- **TASK GOAL**
Pull out exactly the lines from the line containing "Output a JSON" to the line containing "What data populates", both lines included, with pictures removed from the copy.

- **DATA TO USE**

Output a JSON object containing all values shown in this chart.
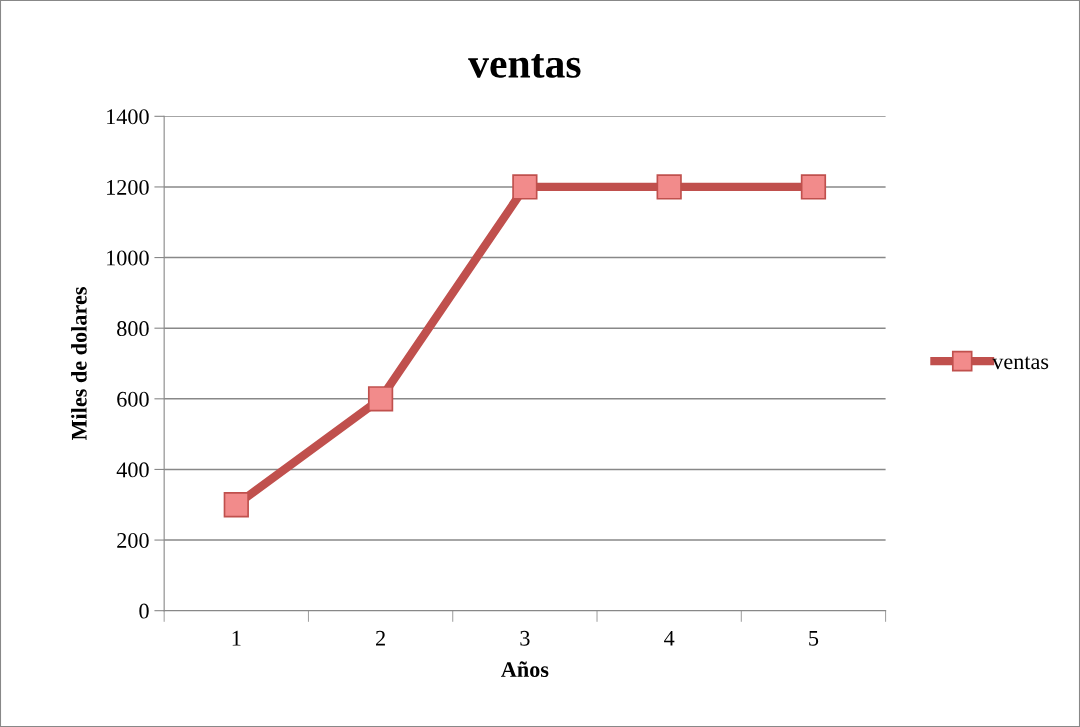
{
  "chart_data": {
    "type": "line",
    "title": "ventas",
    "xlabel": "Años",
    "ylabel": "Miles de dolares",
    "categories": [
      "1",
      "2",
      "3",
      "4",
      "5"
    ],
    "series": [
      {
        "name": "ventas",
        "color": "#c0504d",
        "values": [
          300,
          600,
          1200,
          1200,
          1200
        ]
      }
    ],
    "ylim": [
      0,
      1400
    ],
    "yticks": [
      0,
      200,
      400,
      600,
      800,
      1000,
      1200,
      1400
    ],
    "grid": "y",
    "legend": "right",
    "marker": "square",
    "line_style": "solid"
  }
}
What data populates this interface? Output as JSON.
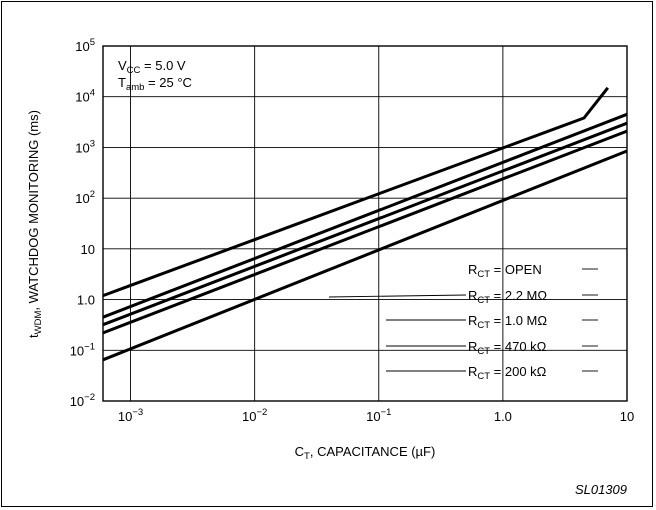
* * *
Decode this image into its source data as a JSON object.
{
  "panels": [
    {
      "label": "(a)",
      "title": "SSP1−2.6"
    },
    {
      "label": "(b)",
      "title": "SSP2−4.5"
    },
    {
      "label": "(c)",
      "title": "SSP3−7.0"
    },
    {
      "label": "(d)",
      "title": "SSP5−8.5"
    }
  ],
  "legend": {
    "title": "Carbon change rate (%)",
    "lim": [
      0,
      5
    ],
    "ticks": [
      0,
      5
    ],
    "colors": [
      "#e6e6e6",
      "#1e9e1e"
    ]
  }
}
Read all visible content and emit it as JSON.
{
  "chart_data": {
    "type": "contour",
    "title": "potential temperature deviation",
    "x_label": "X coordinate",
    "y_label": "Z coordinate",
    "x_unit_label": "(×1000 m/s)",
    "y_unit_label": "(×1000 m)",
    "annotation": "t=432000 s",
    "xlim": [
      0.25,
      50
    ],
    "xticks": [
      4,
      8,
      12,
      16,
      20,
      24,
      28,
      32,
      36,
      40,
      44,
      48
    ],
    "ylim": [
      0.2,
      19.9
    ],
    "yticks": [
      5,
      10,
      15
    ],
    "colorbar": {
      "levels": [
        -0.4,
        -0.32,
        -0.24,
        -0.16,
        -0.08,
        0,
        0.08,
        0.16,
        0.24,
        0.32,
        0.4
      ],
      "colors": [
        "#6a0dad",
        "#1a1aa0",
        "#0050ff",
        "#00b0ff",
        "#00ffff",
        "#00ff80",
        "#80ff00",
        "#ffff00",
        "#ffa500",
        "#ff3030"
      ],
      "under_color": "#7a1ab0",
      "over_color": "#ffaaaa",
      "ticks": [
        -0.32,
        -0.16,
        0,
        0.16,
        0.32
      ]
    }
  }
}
...
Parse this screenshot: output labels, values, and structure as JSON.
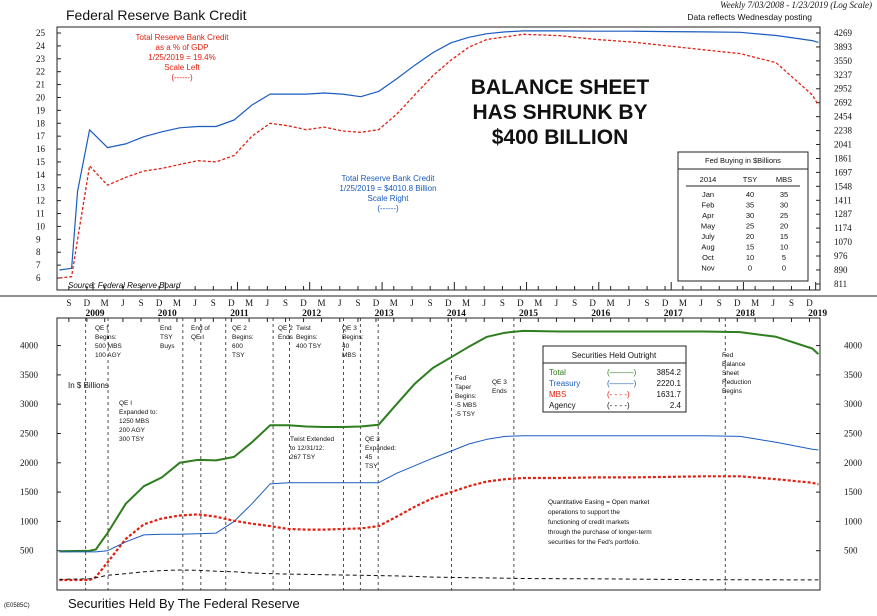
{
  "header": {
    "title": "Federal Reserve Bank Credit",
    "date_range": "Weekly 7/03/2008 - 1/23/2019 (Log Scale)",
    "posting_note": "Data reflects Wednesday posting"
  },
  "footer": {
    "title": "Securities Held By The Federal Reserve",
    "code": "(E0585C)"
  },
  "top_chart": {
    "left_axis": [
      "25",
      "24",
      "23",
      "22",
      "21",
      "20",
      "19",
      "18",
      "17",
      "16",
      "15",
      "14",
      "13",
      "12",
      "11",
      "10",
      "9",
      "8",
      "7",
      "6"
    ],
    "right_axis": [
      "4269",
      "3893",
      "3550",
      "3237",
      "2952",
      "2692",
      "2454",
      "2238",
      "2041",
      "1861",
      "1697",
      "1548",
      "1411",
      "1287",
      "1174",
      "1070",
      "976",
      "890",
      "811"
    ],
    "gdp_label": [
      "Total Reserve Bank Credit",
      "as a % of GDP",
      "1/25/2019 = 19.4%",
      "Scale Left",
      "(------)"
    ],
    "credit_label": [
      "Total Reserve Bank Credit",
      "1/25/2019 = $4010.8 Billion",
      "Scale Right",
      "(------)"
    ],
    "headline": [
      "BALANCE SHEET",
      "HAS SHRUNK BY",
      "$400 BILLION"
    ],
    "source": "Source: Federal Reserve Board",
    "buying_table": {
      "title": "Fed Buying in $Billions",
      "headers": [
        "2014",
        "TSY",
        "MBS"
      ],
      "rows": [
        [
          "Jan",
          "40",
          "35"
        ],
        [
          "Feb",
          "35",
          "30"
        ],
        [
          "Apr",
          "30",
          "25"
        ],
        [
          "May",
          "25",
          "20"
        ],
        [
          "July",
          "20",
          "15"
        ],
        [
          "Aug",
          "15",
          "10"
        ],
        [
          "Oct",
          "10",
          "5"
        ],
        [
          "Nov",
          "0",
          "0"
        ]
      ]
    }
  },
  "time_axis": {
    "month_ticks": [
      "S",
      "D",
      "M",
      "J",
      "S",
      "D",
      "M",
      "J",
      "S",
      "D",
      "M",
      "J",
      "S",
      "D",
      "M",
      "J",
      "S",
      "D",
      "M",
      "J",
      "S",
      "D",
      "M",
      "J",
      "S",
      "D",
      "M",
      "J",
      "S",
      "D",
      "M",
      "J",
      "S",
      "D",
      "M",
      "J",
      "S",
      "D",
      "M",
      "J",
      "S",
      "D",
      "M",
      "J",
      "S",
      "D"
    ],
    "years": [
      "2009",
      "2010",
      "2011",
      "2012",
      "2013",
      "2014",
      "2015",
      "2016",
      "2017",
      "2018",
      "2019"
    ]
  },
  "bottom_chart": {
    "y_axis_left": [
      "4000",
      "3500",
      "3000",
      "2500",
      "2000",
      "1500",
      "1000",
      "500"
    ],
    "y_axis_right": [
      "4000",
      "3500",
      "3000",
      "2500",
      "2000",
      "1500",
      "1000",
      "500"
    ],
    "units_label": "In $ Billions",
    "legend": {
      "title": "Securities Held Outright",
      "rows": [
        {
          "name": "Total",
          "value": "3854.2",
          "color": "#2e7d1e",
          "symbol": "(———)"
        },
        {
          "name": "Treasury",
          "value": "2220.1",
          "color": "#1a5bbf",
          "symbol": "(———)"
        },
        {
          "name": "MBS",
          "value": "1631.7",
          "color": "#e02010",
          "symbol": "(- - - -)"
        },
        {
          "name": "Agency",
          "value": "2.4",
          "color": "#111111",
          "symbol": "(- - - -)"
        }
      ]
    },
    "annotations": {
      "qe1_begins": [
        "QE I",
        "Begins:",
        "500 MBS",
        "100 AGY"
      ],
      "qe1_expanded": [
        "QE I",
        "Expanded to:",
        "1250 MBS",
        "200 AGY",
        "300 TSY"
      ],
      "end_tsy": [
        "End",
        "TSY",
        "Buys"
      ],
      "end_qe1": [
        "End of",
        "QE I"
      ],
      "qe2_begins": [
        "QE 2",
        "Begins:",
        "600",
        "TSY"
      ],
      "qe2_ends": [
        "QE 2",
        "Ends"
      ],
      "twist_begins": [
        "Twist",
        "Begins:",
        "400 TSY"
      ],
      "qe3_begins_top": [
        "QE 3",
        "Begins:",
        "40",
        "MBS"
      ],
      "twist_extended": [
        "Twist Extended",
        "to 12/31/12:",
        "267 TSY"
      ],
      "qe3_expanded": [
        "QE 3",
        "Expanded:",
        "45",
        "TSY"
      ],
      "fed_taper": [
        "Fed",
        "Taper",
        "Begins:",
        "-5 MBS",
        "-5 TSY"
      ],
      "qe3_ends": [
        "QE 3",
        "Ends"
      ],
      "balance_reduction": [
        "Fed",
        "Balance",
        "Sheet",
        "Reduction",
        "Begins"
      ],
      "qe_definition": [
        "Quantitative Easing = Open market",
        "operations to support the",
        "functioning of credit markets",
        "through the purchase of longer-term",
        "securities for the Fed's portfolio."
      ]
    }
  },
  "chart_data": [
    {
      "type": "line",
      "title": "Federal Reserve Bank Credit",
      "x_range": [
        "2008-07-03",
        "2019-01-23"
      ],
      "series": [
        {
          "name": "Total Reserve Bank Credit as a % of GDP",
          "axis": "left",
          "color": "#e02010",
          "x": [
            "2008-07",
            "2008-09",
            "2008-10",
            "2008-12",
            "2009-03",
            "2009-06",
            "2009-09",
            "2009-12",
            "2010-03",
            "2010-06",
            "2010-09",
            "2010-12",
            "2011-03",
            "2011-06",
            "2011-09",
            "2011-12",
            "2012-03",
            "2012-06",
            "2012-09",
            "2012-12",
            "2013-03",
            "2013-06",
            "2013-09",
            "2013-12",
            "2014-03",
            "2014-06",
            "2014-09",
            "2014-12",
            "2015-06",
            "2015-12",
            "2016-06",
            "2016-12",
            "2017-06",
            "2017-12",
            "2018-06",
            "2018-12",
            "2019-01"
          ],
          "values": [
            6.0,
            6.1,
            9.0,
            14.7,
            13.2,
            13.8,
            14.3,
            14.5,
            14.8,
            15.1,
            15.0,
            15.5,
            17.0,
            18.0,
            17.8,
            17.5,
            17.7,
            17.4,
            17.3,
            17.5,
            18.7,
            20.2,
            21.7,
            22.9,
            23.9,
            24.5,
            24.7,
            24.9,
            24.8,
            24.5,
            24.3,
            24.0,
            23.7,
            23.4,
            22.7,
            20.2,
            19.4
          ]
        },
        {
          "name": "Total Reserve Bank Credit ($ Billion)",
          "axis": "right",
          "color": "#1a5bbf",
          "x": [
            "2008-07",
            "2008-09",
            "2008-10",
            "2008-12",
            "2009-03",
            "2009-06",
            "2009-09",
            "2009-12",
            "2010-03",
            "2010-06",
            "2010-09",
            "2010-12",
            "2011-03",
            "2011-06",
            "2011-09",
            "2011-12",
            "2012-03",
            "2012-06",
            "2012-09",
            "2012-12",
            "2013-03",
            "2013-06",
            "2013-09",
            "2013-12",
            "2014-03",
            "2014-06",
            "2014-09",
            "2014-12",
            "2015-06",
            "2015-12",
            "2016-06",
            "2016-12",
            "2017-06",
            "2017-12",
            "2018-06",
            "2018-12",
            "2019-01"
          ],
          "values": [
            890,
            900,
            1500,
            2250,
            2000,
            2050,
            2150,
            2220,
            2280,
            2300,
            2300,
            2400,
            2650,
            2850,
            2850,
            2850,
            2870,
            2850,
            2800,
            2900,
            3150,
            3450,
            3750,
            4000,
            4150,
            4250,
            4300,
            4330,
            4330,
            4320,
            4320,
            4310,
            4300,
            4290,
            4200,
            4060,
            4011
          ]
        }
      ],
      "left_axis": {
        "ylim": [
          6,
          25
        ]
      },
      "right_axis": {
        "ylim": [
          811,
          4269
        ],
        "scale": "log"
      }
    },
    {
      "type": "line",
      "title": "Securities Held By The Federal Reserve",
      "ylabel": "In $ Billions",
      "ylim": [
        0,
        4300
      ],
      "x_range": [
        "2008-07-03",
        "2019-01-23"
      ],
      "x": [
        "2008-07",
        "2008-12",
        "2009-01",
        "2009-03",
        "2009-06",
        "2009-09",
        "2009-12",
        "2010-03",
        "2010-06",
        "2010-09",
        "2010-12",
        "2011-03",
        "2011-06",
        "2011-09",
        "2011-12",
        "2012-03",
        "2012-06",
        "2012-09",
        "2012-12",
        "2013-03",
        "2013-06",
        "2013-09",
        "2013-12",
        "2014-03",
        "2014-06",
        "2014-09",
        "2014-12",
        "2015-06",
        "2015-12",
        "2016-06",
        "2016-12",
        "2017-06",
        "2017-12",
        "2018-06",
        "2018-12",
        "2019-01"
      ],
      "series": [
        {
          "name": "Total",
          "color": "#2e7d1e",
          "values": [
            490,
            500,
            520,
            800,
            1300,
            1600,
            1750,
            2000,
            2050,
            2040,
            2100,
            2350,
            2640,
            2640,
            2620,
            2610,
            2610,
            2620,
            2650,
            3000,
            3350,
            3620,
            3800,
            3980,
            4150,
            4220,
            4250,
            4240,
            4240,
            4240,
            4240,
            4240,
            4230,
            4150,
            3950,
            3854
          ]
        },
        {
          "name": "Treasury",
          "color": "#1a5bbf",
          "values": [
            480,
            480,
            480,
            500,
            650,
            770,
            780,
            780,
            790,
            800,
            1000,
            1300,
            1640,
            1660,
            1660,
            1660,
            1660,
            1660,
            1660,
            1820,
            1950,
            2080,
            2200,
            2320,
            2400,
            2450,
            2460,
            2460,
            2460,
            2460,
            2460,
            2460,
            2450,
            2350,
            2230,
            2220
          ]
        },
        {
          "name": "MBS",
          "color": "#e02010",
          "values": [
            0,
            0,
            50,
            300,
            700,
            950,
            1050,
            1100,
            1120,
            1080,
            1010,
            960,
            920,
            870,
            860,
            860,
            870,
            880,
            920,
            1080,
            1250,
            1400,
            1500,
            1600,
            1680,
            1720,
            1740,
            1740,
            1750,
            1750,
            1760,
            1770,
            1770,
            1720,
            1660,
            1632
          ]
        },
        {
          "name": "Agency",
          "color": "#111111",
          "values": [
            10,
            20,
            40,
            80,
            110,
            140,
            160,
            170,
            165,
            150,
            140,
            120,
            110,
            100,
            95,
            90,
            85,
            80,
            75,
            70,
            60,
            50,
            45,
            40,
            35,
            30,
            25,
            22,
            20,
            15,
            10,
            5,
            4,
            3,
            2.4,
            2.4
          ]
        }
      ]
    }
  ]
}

- **TASK OUTPUT**
Output a JSON object containing all values shown in this chart.
{
  "chart_data": {
    "type": "line",
    "title": "ventas",
    "xlabel": "Años",
    "ylabel": "Miles de dolares",
    "categories": [
      "1",
      "2",
      "3",
      "4",
      "5"
    ],
    "series": [
      {
        "name": "ventas",
        "color": "#c0504d",
        "values": [
          300,
          600,
          1200,
          1200,
          1200
        ]
      }
    ],
    "ylim": [
      0,
      1400
    ],
    "yticks": [
      0,
      200,
      400,
      600,
      800,
      1000,
      1200,
      1400
    ],
    "grid": "y",
    "legend": "right",
    "marker": "square",
    "line_style": "solid"
  }
}
What data populates this interface? Output as JSON.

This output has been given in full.